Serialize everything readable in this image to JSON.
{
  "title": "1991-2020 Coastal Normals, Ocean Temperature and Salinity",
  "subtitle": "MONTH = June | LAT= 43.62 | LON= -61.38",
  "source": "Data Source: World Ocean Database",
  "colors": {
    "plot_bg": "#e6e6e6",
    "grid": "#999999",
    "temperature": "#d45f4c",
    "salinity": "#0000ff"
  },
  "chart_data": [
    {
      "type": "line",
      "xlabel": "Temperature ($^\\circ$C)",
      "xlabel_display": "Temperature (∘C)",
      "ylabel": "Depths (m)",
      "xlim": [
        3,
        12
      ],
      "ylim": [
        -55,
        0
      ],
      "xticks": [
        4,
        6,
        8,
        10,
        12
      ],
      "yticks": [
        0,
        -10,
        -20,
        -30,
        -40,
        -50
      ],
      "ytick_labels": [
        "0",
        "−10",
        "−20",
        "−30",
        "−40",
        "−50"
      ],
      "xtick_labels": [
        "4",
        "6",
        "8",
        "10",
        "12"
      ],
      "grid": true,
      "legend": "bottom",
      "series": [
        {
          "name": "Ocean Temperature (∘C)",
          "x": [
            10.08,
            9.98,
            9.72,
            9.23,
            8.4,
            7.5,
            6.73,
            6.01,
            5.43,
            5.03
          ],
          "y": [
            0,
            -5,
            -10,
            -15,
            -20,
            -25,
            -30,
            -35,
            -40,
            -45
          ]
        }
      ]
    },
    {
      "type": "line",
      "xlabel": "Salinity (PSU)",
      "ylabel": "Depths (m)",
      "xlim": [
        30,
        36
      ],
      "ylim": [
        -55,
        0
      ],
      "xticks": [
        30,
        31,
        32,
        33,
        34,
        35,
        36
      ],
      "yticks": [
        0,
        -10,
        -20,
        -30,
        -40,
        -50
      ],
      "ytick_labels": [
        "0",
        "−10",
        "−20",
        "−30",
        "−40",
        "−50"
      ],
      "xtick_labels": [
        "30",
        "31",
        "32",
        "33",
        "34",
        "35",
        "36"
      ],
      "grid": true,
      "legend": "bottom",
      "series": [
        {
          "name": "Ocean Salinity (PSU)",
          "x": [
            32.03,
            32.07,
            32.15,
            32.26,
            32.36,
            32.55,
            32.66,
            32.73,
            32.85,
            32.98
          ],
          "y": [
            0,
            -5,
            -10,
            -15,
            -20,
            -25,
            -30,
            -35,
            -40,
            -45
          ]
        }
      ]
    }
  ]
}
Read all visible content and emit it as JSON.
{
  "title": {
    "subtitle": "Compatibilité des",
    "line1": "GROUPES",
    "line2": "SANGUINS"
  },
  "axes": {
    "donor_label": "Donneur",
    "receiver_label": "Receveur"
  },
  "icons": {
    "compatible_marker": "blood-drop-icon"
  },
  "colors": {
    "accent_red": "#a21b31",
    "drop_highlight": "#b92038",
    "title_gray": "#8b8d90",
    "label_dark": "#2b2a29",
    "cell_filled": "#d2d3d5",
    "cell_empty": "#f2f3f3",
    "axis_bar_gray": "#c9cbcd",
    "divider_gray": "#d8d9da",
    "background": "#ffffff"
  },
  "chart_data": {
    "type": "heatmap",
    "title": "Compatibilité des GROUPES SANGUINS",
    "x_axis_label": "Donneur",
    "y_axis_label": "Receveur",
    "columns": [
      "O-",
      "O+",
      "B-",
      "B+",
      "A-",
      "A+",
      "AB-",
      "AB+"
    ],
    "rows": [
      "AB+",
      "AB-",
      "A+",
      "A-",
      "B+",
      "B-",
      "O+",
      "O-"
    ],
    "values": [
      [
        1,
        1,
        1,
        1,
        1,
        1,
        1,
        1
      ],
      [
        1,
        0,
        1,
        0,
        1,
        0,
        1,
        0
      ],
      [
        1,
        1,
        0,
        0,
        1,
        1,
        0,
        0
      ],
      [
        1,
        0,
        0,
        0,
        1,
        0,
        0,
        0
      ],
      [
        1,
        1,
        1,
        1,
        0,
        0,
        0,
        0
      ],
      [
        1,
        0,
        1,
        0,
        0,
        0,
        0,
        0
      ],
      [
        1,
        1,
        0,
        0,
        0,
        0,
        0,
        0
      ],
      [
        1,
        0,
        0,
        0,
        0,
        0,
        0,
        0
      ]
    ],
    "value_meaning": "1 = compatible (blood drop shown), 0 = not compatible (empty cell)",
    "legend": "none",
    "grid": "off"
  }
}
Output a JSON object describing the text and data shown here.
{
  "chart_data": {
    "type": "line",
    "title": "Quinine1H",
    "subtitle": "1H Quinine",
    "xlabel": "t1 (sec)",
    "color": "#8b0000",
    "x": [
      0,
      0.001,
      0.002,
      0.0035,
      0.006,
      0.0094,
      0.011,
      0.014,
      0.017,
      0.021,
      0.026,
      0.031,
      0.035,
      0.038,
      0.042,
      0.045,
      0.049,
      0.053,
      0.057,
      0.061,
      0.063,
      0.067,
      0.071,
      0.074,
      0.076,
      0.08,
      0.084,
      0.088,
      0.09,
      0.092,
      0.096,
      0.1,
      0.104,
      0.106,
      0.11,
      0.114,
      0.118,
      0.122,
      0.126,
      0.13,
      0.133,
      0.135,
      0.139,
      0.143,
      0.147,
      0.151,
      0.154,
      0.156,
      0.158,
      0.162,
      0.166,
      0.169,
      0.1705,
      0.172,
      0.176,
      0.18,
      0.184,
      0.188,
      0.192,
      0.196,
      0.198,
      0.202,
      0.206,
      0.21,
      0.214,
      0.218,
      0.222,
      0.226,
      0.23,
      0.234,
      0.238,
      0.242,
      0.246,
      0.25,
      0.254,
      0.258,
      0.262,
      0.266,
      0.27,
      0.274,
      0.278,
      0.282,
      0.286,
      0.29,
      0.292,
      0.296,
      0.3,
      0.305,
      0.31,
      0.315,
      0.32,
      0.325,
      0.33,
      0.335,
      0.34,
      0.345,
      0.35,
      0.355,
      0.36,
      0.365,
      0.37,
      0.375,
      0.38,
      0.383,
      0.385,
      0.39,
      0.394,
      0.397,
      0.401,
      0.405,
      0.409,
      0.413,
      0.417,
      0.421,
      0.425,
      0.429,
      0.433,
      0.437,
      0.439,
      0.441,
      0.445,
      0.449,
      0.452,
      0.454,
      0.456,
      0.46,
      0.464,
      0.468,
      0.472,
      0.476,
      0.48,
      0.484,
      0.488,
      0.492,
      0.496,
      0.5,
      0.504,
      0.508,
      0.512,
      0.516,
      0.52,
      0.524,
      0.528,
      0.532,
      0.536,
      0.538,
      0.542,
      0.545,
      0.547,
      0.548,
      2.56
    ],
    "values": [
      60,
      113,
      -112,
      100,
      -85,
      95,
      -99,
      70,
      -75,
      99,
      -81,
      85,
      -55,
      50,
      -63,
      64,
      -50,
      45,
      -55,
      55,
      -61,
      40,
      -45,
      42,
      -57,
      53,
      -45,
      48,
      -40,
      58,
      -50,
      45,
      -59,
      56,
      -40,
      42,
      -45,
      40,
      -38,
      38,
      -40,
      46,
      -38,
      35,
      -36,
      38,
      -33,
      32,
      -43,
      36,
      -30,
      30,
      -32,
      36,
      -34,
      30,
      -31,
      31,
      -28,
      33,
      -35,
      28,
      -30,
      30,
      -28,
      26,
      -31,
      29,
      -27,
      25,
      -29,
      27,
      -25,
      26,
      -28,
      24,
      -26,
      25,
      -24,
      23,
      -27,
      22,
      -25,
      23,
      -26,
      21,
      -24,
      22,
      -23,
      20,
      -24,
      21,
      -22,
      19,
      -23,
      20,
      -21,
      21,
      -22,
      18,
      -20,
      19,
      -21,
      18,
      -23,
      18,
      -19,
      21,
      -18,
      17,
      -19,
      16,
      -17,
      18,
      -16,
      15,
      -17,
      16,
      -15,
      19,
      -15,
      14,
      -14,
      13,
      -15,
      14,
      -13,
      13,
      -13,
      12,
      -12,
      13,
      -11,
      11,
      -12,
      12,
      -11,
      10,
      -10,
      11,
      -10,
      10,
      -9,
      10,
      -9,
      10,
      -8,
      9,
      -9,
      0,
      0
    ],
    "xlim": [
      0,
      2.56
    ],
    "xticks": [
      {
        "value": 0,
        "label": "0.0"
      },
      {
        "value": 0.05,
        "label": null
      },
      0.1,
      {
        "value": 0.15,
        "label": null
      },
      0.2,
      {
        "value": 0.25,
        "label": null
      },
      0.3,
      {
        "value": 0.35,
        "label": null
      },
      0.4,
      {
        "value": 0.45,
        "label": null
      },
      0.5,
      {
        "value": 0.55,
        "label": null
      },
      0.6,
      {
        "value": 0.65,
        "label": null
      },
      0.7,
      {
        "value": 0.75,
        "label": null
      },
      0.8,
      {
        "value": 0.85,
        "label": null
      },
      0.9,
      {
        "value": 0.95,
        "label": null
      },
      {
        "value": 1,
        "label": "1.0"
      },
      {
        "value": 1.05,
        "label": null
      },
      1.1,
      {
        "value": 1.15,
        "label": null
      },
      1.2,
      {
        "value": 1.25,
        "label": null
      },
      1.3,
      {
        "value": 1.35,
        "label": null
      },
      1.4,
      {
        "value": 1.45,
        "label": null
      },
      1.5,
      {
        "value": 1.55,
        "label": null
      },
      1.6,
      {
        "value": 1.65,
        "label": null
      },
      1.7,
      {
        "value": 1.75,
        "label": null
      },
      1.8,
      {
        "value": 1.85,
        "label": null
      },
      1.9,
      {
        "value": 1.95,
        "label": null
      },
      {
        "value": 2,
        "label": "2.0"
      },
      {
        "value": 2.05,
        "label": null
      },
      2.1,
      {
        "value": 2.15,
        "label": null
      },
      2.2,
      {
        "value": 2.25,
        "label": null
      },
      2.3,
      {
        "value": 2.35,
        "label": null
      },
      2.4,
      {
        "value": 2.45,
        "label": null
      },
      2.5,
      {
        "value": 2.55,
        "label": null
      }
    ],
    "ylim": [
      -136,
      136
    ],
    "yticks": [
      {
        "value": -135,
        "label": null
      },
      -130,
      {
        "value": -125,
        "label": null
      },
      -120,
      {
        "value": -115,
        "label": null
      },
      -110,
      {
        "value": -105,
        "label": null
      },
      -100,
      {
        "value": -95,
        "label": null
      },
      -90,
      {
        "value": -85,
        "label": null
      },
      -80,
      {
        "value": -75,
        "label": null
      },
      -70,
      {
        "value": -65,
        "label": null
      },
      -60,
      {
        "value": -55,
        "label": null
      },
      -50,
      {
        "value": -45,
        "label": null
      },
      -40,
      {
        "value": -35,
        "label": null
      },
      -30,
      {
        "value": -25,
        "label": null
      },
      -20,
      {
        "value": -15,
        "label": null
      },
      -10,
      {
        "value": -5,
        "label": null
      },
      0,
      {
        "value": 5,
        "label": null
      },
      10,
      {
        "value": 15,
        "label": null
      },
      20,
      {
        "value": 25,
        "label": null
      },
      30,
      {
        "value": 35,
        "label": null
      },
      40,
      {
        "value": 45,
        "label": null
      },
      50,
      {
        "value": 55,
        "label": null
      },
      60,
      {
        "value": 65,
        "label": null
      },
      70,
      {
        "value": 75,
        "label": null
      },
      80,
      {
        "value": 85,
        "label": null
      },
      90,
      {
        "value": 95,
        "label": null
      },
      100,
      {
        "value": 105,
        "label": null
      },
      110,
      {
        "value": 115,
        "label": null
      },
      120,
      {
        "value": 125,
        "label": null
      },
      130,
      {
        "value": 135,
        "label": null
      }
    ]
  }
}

----------

→ Work required: Give only the number of lines in the entries above that hold the string "subtitle".

→ Final result: 3